▶ Written task
Make an exact copy of all the material below, apart from the pictures.

▶ Material to process
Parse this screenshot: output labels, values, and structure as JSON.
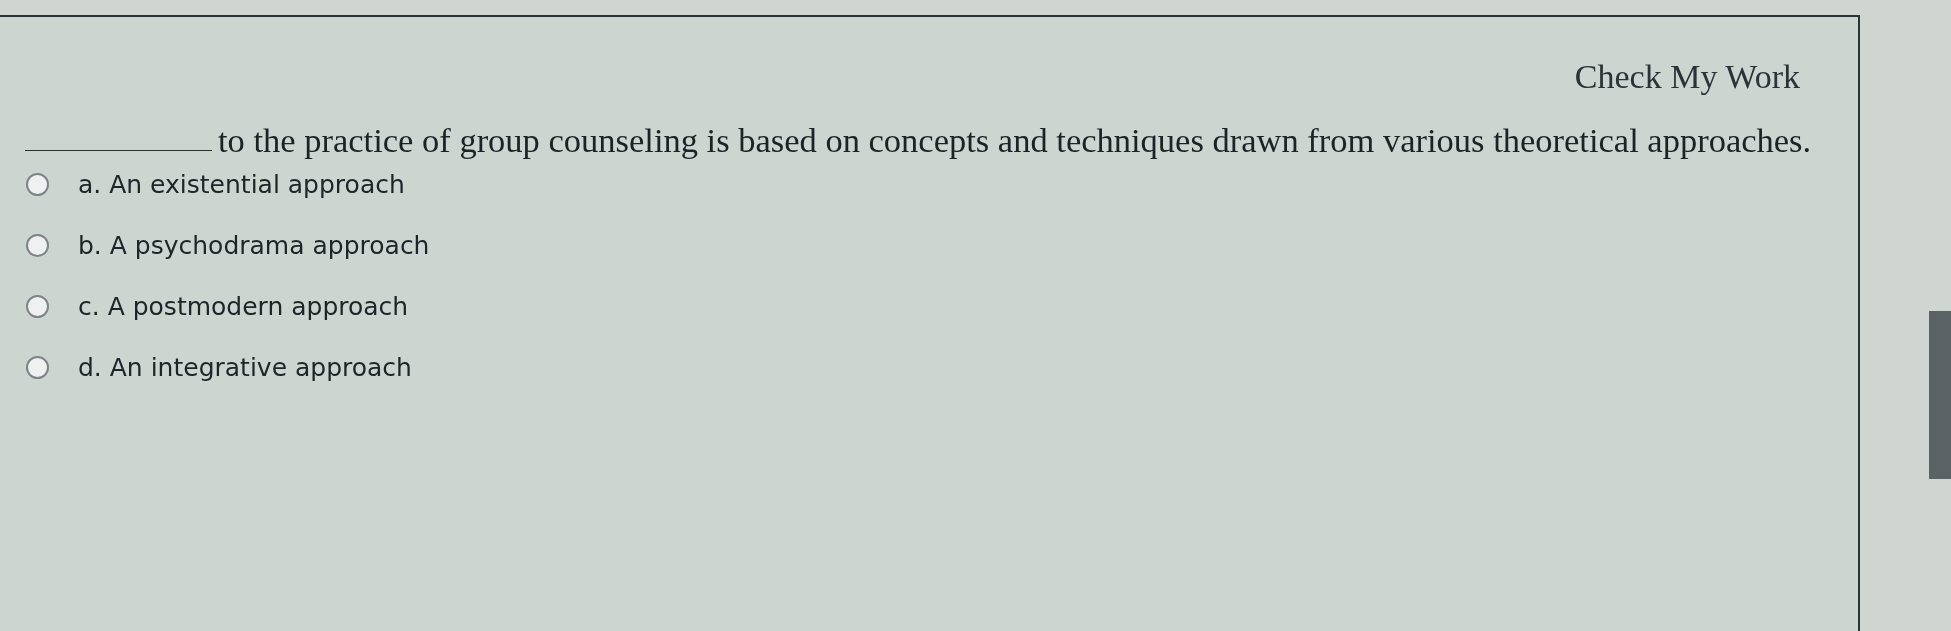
{
  "header": {
    "link": "Check My Work"
  },
  "question": {
    "text": "to the practice of group counseling is based on concepts and techniques drawn from various theoretical approaches."
  },
  "options": [
    {
      "label": "a. An existential approach",
      "selected": false
    },
    {
      "label": "b. A psychodrama approach",
      "selected": false
    },
    {
      "label": "c. A postmodern approach",
      "selected": false
    },
    {
      "label": "d. An integrative approach",
      "selected": false
    }
  ]
}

▶ Solution for this exercise
Parse this screenshot: output labels, values, and structure as JSON.
{
  "header": {
    "link": "Check My Work"
  },
  "question": {
    "text": "to the practice of group counseling is based on concepts and techniques drawn from various theoretical approaches."
  },
  "options": [
    {
      "label": "a. An existential approach",
      "selected": false
    },
    {
      "label": "b. A psychodrama approach",
      "selected": false
    },
    {
      "label": "c. A postmodern approach",
      "selected": false
    },
    {
      "label": "d. An integrative approach",
      "selected": false
    }
  ]
}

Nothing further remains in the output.